### SUPPLIED PASSAGE:
────────────────────
library(aomisc)
## Loading required package: drc
## Loading required package: MASS
## Loading required package: drcData
##
## Attaching package: 'drcData'
## The following object is masked from 'package:lattice':
##
## barley
##
## 'drc' has been loaded.
## Please cite R and 'drc' if used for a publication,
## for references type 'citation()' and 'citation('drc')'.
##
## Attaching package: 'drc'
## The following objects are masked from 'package:stats':
##
## gaussian, getInitial
datasetG <- groupedData(yieldLoss ~ 1|block, dataset)
nlin.mix <- nlme(yieldLoss ~ NLS.YL(density, i, A), data=datasetG,
fixed = list(i ~ 1, A ~ 1),
random = i + A ~ 1|block)
summary(nlin.mix)
## Nonlinear mixed-effects model fit by maximum likelihood
## Model: yieldLoss ~ NLS.YL(density, i, A)
## Data: datasetG
## AIC BIC logLik
## 474.8228 491.5478 -231.4114
##
## Random effects:
## Formula: list(i ~ 1, A ~ 1)
────────────────────
### Collected data:
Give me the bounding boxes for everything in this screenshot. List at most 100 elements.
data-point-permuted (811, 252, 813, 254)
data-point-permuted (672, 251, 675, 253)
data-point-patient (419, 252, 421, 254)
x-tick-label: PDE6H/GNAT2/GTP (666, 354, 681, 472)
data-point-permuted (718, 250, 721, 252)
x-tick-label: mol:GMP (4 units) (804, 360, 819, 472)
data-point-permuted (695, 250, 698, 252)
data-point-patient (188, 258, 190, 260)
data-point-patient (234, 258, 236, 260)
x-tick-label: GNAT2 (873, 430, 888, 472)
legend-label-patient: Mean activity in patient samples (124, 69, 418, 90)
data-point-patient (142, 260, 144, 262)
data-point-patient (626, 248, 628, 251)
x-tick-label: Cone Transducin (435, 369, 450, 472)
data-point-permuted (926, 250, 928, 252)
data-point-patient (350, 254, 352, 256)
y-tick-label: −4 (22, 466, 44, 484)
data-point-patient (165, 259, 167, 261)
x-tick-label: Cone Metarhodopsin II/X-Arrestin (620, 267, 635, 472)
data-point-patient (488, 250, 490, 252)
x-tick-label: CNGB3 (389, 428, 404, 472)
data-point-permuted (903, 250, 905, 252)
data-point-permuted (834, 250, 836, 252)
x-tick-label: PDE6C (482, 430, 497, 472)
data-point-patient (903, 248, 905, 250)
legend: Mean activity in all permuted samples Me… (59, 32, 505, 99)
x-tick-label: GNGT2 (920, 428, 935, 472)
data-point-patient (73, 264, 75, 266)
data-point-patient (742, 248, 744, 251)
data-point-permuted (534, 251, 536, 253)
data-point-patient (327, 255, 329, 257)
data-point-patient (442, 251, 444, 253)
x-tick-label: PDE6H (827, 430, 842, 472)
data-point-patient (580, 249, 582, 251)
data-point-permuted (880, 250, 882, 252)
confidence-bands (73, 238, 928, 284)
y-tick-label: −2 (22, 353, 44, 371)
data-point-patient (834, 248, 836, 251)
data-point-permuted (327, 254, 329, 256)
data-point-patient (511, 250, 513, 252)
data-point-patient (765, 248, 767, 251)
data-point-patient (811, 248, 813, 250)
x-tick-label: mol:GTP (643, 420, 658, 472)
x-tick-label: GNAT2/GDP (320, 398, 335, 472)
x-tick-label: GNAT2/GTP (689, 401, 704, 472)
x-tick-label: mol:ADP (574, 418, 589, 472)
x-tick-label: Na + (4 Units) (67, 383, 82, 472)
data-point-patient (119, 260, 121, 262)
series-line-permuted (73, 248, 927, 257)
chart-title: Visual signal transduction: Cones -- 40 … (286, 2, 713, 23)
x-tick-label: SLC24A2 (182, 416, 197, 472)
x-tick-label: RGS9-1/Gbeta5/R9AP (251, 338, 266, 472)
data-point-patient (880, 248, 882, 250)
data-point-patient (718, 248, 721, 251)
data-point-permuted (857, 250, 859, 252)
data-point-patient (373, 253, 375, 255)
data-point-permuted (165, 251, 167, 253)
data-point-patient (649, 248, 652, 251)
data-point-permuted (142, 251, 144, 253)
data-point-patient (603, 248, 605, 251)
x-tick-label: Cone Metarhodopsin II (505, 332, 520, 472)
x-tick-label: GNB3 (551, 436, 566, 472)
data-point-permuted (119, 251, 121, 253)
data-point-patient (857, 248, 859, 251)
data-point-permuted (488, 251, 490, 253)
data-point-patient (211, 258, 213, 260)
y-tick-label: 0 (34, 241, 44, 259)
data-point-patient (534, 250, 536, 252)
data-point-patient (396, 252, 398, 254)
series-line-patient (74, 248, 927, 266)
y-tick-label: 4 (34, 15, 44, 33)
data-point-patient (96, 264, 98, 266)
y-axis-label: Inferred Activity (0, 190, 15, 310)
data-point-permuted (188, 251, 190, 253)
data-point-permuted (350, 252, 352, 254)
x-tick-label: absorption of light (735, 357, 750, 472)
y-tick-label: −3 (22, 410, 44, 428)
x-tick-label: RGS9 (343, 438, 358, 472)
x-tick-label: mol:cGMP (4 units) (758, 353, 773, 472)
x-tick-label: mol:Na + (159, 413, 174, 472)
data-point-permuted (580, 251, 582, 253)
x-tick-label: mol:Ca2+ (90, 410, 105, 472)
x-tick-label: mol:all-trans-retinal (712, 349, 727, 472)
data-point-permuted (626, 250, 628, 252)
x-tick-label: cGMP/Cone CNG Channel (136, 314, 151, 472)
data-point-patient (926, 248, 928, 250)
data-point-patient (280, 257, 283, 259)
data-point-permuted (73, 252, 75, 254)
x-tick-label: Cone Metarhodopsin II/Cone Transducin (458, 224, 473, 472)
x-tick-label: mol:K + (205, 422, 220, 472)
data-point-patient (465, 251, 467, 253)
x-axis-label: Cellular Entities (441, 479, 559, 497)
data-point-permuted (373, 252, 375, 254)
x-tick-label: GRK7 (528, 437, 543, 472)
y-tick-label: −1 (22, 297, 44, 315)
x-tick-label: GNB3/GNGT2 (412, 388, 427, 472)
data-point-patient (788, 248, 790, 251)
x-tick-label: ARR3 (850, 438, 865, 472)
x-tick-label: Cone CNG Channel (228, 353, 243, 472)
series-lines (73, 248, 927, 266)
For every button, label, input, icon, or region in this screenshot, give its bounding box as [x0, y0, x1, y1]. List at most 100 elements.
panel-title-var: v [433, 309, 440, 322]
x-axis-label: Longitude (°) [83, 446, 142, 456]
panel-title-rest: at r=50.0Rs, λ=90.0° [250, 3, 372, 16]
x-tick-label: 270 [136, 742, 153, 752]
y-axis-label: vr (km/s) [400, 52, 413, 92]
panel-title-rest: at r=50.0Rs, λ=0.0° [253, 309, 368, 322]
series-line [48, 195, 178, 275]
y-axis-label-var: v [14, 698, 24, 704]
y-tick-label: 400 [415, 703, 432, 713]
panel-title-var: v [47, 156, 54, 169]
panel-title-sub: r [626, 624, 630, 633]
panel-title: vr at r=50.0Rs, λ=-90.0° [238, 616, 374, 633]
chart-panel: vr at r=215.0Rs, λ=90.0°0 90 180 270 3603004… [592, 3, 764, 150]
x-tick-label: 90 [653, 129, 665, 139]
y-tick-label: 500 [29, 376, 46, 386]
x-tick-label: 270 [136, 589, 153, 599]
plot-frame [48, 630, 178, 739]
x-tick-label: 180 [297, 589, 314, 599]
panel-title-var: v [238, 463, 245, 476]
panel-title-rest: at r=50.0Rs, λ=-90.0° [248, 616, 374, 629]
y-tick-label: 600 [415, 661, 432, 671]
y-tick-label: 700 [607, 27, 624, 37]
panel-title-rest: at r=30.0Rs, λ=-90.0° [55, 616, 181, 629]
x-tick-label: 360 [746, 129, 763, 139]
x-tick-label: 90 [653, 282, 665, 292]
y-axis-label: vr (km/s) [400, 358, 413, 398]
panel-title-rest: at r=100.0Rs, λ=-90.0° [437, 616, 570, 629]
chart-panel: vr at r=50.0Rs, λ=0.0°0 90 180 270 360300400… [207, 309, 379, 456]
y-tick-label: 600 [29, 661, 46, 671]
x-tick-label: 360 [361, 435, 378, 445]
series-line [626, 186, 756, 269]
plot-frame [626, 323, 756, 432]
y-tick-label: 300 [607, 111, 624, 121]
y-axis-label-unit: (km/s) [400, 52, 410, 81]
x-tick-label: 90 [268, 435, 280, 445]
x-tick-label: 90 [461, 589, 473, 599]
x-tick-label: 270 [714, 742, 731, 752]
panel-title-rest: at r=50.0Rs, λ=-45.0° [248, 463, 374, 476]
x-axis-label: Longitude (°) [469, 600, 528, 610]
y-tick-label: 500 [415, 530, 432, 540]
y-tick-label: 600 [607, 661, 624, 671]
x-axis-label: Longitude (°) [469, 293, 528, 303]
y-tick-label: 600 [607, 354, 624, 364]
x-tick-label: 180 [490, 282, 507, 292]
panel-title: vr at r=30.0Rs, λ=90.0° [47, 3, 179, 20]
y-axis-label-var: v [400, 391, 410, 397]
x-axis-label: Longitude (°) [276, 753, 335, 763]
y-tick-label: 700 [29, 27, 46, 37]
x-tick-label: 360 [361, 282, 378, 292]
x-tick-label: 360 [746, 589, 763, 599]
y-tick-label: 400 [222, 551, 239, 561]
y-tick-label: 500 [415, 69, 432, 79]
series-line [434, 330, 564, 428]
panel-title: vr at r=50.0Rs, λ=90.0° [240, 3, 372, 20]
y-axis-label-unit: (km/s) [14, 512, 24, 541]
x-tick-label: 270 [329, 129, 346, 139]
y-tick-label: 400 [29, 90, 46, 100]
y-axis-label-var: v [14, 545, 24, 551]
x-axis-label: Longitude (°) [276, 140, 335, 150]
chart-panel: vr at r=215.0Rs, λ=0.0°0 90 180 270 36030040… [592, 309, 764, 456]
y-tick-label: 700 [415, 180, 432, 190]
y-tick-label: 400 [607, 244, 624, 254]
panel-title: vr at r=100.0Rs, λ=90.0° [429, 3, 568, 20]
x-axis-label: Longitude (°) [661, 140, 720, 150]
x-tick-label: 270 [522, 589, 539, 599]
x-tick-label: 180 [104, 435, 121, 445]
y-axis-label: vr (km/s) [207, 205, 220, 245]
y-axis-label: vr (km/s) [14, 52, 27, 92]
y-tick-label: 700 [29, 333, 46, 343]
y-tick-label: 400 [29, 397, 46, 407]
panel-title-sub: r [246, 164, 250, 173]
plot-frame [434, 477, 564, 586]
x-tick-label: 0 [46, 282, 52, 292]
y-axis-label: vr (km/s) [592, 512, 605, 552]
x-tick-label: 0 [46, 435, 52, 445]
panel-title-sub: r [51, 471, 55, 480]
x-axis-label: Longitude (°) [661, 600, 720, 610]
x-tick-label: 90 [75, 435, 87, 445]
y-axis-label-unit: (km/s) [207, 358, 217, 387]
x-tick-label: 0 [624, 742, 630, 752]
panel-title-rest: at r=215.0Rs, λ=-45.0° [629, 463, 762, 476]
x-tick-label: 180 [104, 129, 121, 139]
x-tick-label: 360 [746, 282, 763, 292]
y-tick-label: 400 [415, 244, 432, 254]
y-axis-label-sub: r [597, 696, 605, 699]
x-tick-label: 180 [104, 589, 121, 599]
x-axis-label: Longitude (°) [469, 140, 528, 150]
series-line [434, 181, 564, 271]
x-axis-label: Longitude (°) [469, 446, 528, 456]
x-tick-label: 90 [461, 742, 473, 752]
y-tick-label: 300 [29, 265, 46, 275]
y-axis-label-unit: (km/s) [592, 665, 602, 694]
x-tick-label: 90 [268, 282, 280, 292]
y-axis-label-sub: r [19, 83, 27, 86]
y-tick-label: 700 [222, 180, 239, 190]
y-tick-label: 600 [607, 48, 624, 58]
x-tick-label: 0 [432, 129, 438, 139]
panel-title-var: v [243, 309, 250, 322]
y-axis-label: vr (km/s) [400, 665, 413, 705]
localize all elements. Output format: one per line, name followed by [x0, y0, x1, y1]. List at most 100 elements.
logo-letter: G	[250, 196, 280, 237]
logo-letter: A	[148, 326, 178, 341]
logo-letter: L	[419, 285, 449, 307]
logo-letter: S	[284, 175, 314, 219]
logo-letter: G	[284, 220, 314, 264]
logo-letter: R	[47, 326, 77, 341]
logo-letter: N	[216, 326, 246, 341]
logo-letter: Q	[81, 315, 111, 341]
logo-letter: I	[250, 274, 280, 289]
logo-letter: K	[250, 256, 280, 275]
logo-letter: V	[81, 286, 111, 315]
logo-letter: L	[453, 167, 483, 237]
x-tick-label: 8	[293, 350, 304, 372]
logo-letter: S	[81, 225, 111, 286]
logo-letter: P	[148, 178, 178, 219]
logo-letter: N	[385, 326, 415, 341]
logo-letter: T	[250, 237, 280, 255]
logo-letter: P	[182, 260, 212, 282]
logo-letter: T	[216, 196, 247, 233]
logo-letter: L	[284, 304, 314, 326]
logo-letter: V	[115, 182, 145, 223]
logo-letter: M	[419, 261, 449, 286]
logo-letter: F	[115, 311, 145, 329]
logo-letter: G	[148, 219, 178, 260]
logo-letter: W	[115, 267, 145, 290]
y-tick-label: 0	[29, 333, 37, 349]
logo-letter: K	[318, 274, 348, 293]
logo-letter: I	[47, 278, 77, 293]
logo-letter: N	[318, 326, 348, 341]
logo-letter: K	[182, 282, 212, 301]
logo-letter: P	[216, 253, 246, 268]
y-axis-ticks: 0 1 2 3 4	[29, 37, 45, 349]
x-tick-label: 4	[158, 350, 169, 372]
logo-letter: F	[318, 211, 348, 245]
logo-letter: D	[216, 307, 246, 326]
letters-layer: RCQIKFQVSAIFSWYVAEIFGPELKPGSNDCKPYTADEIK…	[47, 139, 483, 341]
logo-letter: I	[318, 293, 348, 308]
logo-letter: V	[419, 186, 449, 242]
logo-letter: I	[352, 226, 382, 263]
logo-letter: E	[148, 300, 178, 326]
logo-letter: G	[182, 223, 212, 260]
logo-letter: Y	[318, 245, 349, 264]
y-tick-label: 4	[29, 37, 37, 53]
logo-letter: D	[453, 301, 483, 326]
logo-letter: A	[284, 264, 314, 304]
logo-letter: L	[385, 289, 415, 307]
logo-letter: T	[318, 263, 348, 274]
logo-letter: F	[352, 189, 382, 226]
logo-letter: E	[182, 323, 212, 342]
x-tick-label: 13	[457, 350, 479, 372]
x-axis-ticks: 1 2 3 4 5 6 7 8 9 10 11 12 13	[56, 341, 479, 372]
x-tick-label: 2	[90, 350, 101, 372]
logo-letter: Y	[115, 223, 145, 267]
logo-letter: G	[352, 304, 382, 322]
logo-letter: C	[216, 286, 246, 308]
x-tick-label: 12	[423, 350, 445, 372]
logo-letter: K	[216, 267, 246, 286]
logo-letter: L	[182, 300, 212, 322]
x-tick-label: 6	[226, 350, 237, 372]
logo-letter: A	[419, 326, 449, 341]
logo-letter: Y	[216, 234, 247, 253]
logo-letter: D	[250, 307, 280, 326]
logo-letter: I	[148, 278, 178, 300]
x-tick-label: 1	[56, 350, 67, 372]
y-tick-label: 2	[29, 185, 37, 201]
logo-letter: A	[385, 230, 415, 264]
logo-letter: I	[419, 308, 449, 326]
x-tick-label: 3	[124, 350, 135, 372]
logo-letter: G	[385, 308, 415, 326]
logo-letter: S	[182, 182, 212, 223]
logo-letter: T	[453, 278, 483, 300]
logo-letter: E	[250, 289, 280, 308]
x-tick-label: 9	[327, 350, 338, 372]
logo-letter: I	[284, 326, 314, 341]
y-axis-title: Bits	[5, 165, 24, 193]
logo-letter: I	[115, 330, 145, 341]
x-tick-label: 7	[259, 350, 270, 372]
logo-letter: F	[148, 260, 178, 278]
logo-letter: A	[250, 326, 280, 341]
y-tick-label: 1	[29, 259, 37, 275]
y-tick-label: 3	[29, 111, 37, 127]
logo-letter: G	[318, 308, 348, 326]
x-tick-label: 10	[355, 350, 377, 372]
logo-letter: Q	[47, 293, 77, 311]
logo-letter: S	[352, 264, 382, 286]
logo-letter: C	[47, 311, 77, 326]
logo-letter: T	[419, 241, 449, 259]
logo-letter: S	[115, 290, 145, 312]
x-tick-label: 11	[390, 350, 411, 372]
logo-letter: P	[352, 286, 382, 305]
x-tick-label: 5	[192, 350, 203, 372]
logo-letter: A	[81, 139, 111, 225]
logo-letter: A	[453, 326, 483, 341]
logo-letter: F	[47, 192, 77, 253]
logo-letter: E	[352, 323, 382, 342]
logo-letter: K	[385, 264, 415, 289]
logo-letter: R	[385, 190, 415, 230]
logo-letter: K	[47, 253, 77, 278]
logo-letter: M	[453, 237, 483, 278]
────────────────────
### ACTIVITY 1:
Reproduce the R session excerpt word for word, starting with "## Please cite" and going on through "summary(nlin.mix)".
### ACTIVITY 2:
Write the next part of the R session excerpt, beginning right after its final line.

### ANSWER AREA 1:
## Please cite R and 'drc' if used for a publication,
## for references type 'citation()' and 'citation('drc')'.
##
## Attaching package: 'drc'
## The following objects are masked from 'package:stats':
##
## gaussian, getInitial
datasetG <- groupedData(yieldLoss ~ 1|block, dataset)
nlin.mix <- nlme(yieldLoss ~ NLS.YL(density, i, A), data=datasetG,
fixed = list(i ~ 1, A ~ 1),
random = i + A ~ 1|block)
summary(nlin.mix)

### ANSWER AREA 2:
## Level: block
## Structure: General positive-definite, Log-Cholesky parametrization
## StdDev Corr
## i 0.1112839 i
## A 4.0444538 0.195
## Residual 1.4142272
##
## Fixed effects: list(i ~ 1, A ~ 1)
## Value Std.Error DF t-value p-value
## i 1.23238 0.0382246 104 32.24038 0
## A 68.52305 1.9449745 104 35.23082 0
## Correlation:
## i
## A -0.408
##
## Standardized Within-Group Residuals:
## Min Q1 Med Q3 Max
## -2.4416770 -0.7049388 -0.1805690 0.3385458 2.8788981
##
## Number of Observations: 120
## Number of Groups: 15
Similarly to linear mixed models, the above coding implies correlated random effects (r = 0.194). Alternatively, the above model can be coded by using a ’pdMat construct, as follows:
nlin.mix2 <- nlme(yieldLoss ~ NLS.YL(density, i, A), data=datasetG,
fixed = list(i ~ 1, A ~ 1),
random = pdSymm(list(i ~ 1, A ~ 1)))
summary(nlin.mix2)
## Nonlinear mixed-effects model fit by maximum likelihood
## Model: yieldLoss ~ NLS.YL(density, i, A)
## Data: datasetG
## AIC BIC logLik
## 474.8225 491.5475 -231.4113
##
## Random effects:
## Formula: list(i ~ 1, A ~ 1)
## Level: block
## Structure: General positive-definite
## StdDev Corr
## i 0.1112839 i
## A 4.0466971 0.194
## Residual 1.4142009
##
## Fixed effects: list(i ~ 1, A ~ 1)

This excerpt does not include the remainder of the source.